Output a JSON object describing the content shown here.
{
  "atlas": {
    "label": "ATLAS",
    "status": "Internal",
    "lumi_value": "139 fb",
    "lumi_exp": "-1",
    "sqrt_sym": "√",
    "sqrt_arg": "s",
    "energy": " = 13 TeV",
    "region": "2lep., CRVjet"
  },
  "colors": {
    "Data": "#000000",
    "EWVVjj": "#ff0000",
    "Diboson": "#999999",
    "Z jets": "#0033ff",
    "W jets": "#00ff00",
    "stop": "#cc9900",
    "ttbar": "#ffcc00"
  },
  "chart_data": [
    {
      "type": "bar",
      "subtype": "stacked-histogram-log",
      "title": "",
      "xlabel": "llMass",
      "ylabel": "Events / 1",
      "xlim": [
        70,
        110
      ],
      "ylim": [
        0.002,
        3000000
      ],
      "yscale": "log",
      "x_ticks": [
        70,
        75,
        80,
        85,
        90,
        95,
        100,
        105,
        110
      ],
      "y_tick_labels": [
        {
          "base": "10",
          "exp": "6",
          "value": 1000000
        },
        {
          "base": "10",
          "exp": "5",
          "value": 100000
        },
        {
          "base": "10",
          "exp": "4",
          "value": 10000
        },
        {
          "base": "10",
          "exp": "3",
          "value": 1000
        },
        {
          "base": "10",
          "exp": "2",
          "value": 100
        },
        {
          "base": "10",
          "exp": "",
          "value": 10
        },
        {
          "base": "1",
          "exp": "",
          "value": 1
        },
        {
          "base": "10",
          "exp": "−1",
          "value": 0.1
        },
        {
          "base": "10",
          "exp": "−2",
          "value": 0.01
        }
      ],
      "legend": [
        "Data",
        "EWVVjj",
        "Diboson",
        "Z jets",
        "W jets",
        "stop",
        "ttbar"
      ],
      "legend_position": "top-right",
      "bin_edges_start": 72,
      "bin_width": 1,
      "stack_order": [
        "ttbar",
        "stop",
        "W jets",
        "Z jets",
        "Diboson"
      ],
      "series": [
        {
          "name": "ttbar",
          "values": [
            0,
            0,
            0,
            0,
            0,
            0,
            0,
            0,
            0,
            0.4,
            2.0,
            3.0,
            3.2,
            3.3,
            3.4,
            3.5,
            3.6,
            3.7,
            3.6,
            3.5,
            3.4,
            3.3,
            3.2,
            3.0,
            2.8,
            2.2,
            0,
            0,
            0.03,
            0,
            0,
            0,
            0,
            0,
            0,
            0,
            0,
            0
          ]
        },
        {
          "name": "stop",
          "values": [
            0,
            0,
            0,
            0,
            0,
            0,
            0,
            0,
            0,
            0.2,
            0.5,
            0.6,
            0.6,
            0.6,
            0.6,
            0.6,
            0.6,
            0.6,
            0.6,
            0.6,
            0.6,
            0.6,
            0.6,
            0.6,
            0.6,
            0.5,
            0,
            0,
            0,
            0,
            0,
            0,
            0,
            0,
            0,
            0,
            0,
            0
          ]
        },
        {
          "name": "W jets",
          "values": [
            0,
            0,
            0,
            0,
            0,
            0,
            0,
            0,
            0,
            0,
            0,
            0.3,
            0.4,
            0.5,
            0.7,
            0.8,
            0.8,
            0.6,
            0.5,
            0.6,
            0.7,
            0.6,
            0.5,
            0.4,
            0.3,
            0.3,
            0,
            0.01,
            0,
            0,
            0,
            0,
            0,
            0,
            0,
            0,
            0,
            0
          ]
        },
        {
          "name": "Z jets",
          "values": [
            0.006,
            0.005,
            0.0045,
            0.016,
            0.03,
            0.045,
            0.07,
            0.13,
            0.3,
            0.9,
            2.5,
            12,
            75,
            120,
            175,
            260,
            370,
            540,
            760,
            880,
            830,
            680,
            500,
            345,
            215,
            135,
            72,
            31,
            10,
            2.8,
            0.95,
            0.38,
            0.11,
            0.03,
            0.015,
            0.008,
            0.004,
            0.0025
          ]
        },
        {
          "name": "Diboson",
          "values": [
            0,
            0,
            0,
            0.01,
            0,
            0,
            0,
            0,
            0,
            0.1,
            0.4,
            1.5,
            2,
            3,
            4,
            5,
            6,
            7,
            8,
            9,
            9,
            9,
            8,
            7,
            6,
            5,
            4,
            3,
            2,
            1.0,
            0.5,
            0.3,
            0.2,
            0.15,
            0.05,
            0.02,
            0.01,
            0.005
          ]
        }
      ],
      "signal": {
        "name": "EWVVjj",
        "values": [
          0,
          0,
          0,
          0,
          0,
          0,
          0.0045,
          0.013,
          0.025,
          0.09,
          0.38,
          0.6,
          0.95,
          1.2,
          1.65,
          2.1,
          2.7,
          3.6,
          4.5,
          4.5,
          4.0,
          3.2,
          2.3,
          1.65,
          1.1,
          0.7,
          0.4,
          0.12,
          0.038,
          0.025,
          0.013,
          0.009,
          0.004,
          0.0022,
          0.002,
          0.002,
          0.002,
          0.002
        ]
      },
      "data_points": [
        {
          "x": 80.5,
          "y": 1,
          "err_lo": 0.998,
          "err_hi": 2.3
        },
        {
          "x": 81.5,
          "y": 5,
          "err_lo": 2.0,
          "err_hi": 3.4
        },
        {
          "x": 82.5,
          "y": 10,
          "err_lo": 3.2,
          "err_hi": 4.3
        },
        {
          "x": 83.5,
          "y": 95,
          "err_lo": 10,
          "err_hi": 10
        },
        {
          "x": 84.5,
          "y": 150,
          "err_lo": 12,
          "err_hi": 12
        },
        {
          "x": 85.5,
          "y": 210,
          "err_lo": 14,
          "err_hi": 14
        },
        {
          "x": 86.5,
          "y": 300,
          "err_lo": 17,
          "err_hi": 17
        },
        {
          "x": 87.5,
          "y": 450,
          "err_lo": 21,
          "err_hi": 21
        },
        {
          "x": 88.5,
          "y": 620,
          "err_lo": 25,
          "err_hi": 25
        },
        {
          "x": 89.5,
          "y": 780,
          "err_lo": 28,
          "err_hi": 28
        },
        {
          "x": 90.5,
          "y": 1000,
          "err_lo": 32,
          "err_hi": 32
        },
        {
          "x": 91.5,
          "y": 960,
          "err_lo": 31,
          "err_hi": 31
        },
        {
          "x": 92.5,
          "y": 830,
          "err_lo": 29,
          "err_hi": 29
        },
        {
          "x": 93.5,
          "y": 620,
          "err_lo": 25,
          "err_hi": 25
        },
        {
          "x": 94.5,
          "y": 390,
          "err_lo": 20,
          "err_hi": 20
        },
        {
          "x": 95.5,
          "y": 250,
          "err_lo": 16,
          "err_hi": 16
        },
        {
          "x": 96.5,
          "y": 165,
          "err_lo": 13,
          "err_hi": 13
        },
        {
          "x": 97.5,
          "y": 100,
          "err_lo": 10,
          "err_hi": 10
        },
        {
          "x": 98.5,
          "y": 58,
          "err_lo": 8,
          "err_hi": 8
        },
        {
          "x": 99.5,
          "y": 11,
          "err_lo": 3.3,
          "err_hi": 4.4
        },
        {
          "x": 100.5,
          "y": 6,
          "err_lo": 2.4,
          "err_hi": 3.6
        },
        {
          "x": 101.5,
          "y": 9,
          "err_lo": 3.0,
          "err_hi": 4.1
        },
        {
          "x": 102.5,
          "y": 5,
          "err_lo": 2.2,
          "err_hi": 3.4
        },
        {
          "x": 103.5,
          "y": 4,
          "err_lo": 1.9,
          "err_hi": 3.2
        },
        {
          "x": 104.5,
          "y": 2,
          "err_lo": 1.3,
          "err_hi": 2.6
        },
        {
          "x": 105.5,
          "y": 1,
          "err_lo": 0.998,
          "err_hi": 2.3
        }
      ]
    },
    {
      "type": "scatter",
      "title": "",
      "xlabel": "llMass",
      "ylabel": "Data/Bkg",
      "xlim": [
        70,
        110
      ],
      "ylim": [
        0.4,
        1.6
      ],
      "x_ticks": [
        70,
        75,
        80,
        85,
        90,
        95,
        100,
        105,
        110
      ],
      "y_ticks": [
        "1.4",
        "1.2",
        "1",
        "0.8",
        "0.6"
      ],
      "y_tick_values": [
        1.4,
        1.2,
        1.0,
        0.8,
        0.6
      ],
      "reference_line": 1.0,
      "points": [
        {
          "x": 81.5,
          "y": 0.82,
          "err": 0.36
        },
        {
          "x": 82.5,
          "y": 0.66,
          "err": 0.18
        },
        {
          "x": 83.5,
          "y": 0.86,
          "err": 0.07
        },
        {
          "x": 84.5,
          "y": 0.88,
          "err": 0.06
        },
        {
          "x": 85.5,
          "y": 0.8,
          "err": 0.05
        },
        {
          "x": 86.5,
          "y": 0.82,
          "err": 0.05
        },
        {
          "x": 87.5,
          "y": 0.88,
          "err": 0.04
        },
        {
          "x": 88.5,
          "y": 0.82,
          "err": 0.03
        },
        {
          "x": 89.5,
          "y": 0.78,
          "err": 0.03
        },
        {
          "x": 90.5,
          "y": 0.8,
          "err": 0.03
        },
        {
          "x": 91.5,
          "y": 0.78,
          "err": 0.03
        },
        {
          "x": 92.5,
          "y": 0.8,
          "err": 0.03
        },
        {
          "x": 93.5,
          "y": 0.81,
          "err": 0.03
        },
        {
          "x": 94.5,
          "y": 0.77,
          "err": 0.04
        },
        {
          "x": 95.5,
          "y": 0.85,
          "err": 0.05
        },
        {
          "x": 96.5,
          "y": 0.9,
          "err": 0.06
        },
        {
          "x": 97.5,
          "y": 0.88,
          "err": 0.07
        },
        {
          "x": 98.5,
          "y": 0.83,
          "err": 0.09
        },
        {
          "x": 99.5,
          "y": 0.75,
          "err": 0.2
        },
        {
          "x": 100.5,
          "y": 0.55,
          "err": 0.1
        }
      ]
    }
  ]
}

════════════════════

▶ _Stated task_
Find all lines where the word "jets" appears. Copy them.

▶ _Problem solution_
    "Z jets": "#0033ff",
    "W jets": "#00ff00",
        "Z jets",
        "W jets",
        "W jets",
        "Z jets",
          "name": "W jets",
          "name": "Z jets",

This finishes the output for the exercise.